• **SET EXERCISE**: Identify each line in the records below that contains the word "Mostra", and copy it.

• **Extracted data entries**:
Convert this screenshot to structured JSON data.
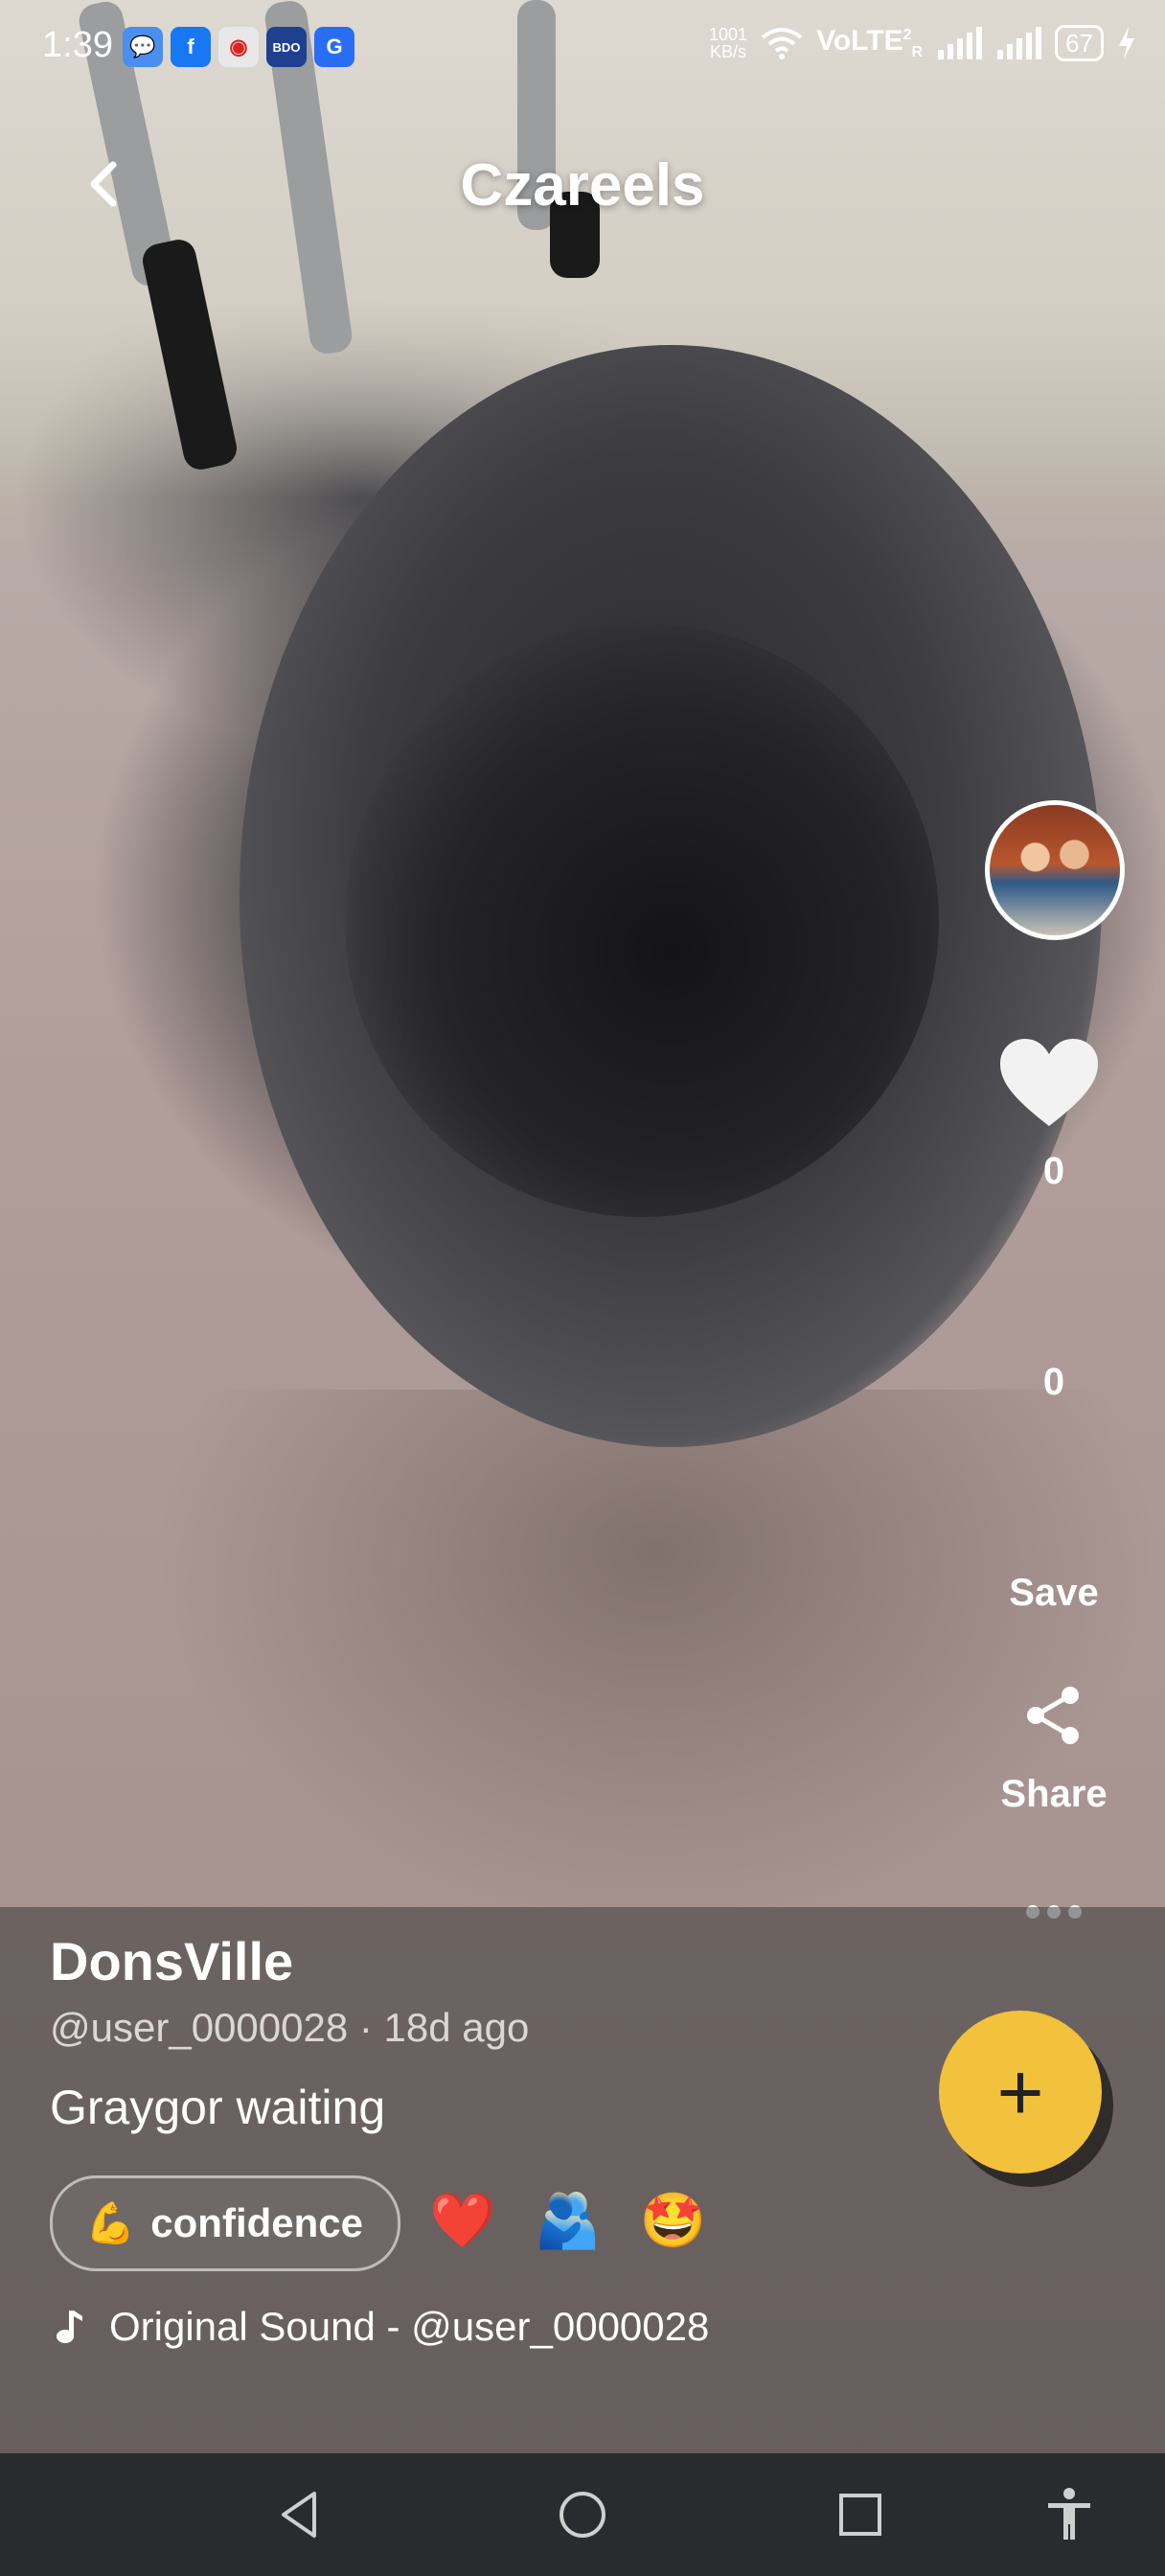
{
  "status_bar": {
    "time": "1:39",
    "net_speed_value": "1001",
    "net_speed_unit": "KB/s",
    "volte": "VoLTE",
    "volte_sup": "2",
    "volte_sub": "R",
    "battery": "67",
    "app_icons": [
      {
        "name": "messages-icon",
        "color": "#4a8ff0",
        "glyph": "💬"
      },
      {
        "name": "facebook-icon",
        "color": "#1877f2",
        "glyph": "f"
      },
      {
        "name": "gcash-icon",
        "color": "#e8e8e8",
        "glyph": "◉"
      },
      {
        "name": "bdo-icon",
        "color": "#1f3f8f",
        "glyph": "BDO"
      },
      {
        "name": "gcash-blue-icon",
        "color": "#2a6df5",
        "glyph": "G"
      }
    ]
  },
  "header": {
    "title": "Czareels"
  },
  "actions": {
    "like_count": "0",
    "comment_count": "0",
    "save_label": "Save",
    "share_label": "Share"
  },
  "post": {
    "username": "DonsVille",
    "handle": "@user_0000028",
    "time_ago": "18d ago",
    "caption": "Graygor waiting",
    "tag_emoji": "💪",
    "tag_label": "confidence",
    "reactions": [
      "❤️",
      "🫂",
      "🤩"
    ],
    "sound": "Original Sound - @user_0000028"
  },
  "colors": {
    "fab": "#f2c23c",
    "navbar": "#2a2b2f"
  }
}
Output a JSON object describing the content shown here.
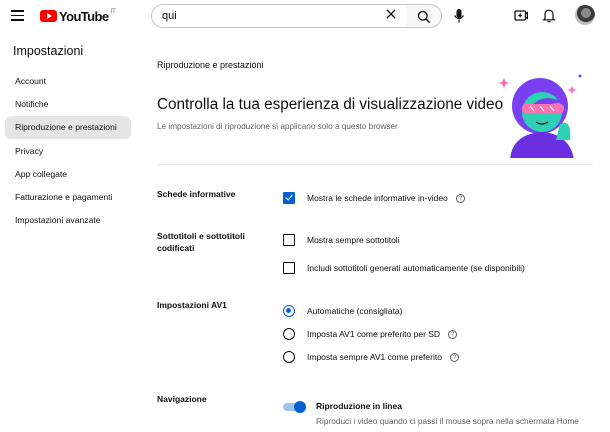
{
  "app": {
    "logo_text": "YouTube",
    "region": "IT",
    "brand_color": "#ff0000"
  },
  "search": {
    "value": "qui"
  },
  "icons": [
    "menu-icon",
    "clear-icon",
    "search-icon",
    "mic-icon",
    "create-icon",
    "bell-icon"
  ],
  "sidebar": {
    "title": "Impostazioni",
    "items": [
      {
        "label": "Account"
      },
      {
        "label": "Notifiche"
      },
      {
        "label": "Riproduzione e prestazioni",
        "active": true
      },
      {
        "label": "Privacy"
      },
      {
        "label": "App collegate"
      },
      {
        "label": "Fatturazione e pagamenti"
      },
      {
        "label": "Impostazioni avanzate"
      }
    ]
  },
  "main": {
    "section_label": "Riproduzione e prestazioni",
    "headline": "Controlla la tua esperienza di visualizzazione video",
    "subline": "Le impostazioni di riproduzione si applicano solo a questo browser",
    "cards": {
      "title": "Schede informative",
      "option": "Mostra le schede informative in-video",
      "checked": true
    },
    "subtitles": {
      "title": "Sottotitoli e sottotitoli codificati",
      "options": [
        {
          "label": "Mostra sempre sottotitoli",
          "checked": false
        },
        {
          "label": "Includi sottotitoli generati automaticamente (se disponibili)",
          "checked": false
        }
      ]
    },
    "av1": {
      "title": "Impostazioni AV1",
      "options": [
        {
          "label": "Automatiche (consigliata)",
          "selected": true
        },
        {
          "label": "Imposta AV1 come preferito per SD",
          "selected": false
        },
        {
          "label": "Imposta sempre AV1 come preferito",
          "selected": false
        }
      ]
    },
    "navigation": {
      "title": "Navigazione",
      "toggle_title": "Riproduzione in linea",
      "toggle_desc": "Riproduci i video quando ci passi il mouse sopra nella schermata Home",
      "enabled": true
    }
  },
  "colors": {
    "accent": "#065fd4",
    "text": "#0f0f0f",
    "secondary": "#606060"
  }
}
* * *
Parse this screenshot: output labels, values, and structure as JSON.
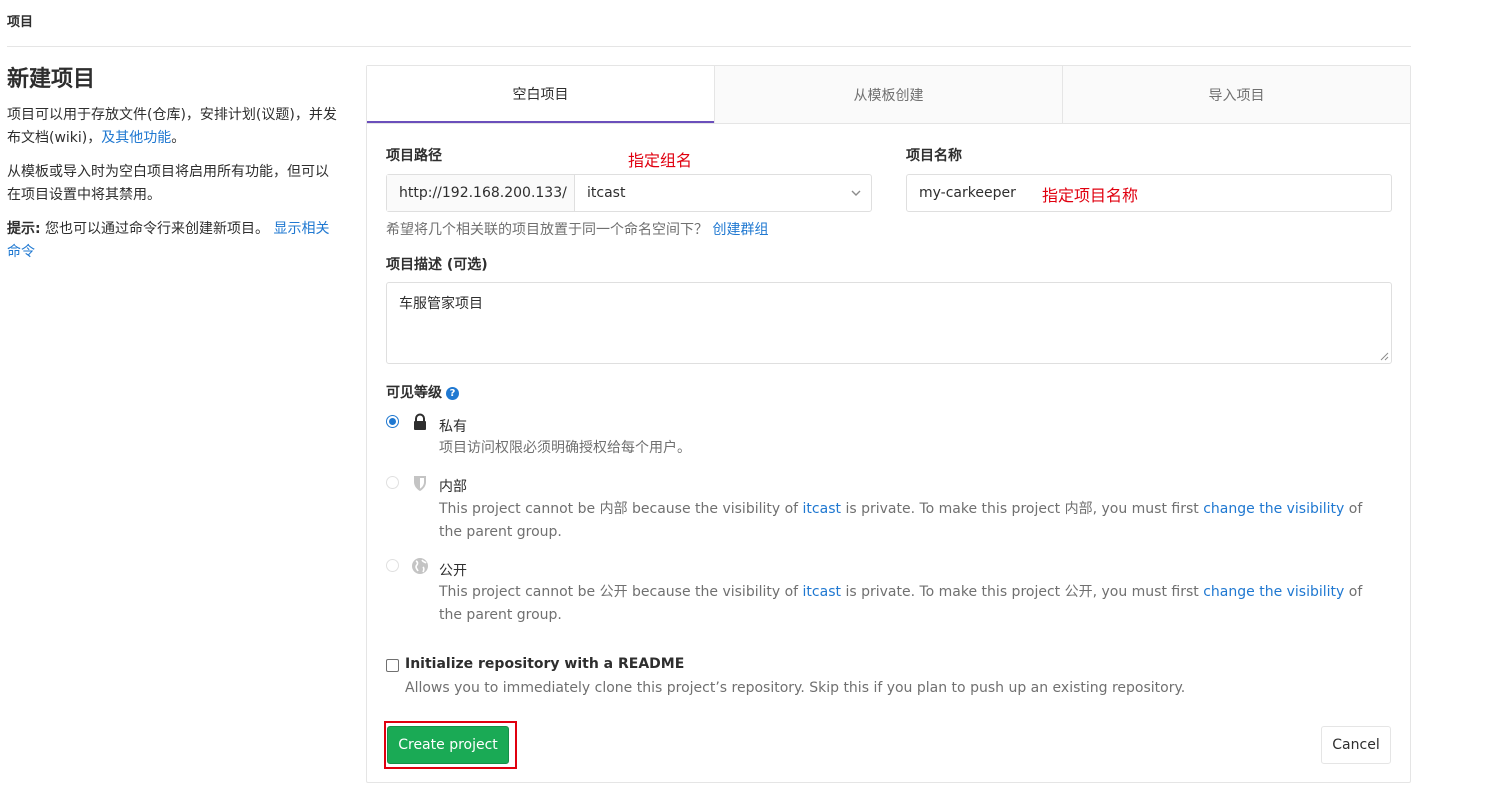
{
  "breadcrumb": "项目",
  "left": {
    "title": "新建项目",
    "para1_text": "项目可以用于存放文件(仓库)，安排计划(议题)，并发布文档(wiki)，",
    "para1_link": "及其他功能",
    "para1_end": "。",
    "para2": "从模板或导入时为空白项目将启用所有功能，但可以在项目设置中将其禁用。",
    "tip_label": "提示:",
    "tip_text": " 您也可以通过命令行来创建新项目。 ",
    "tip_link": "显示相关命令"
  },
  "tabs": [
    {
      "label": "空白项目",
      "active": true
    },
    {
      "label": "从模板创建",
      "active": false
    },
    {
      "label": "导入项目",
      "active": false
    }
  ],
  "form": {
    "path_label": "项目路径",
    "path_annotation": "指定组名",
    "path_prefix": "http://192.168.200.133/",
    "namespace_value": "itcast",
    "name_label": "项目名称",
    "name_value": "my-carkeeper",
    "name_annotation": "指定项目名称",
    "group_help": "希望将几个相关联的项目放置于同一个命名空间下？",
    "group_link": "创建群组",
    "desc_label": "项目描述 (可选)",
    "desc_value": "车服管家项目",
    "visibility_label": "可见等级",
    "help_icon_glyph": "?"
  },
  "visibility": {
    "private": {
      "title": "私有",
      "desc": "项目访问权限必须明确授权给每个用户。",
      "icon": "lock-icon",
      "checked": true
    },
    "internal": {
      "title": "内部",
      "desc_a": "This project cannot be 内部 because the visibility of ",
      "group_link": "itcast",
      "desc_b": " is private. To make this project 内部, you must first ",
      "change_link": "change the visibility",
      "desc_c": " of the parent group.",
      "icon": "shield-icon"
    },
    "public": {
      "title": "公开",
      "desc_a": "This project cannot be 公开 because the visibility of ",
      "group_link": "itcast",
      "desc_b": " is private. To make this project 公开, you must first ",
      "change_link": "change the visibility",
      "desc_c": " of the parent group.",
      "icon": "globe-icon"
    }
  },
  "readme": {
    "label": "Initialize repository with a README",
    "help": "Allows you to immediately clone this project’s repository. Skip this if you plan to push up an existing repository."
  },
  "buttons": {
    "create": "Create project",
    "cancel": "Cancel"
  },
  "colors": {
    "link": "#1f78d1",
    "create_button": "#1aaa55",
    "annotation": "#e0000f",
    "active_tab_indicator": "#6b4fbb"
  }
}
* * *
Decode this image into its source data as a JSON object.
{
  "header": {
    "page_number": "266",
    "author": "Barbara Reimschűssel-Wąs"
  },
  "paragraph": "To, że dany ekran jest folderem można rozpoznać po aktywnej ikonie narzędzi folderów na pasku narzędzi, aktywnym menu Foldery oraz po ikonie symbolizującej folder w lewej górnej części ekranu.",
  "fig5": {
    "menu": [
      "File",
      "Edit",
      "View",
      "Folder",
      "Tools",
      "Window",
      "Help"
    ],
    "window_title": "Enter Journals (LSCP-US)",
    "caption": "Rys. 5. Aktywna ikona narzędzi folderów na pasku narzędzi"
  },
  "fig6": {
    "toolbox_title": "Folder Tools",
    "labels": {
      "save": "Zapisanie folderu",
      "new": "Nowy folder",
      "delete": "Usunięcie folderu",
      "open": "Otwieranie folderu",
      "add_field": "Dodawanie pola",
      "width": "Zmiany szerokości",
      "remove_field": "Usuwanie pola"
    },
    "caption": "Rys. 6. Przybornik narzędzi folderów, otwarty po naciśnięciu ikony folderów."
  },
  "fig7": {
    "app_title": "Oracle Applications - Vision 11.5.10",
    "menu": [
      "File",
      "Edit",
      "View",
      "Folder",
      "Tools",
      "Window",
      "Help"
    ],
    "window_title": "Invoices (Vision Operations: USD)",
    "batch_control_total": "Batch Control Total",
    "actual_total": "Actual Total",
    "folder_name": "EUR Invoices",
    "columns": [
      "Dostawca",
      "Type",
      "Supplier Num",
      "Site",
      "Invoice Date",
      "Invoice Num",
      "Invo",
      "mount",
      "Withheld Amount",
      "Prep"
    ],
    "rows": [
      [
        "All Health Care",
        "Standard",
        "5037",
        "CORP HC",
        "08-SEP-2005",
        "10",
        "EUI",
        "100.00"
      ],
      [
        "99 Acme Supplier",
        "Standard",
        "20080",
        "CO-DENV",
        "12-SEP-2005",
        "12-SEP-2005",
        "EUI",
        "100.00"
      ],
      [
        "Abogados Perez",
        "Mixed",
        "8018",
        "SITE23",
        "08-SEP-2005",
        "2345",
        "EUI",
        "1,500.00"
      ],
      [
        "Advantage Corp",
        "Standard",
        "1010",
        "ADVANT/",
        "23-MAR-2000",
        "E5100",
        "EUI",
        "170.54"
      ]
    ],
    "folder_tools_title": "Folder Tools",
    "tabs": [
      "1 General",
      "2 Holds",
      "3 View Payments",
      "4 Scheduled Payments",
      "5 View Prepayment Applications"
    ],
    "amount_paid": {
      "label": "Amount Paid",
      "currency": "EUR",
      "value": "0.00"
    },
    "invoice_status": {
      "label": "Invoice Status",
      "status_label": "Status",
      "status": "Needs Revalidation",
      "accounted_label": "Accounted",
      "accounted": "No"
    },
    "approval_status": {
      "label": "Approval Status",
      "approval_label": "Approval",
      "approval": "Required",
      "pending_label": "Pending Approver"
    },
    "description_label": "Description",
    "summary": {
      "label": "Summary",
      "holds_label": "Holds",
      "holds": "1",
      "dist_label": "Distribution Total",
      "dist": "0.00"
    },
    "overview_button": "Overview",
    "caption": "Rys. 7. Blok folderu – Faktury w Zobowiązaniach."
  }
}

• **FINAL ANSWER**:
      "option": "Mostra le schede informative in-video",
          "label": "Mostra sempre sottotitoli",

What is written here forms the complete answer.